**WHAT YOU WILL DO**
Give only the number of lines that include the string "Chicken".

**Entries taken from a collection**
···
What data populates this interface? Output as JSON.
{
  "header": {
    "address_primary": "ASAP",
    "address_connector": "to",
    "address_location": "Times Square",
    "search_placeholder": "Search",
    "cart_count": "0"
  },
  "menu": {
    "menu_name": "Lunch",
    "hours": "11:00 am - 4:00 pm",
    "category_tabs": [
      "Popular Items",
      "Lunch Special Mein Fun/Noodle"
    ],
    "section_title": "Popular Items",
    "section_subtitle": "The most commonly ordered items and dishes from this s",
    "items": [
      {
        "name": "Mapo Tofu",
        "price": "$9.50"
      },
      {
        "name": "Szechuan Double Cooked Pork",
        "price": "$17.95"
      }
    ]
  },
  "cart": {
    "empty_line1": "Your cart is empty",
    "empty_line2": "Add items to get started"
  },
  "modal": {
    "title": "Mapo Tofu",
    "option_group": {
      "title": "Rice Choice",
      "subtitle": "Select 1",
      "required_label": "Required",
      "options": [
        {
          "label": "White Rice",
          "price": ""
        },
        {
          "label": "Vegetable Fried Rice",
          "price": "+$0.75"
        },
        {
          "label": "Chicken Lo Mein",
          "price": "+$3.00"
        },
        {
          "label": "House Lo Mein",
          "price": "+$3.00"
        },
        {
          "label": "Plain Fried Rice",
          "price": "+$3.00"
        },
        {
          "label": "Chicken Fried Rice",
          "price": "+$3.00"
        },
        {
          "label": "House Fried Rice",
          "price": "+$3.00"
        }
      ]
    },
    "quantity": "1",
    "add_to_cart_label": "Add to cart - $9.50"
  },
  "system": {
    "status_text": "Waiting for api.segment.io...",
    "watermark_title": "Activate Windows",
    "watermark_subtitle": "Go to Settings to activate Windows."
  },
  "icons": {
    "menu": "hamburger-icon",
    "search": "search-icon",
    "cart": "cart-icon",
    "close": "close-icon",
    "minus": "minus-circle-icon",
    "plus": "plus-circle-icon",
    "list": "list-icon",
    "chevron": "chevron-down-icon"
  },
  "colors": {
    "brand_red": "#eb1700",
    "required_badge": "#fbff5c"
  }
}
···
**REPLY**
2